The task
Spot each line in the records below where the word "name" occurs, then copy it.

[Exercise input start]

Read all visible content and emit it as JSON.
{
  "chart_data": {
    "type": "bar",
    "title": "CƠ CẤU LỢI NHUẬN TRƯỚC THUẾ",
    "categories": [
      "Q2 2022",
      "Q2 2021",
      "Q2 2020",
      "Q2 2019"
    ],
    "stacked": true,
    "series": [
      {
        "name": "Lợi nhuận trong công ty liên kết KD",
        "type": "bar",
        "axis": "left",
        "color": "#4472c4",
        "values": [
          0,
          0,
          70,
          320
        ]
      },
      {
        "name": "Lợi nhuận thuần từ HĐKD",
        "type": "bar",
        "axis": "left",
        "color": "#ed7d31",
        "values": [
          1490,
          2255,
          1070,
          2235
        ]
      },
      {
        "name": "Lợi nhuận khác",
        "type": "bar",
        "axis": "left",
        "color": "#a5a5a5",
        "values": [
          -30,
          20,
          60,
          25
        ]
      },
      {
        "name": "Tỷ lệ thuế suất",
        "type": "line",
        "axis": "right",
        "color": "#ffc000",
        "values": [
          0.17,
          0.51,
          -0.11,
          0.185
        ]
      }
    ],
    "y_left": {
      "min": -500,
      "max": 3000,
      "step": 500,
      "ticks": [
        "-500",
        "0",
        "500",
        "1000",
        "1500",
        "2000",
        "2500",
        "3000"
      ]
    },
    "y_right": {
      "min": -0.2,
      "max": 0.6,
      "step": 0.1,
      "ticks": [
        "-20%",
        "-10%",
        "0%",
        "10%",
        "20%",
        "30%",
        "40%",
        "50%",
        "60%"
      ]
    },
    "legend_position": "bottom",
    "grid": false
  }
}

[Exercise input end]

Final result
        "name": "Lợi nhuận trong công ty liên kết KD",
        "name": "Lợi nhuận thuần từ HĐKD",
        "name": "Lợi nhuận khác",
        "name": "Tỷ lệ thuế suất",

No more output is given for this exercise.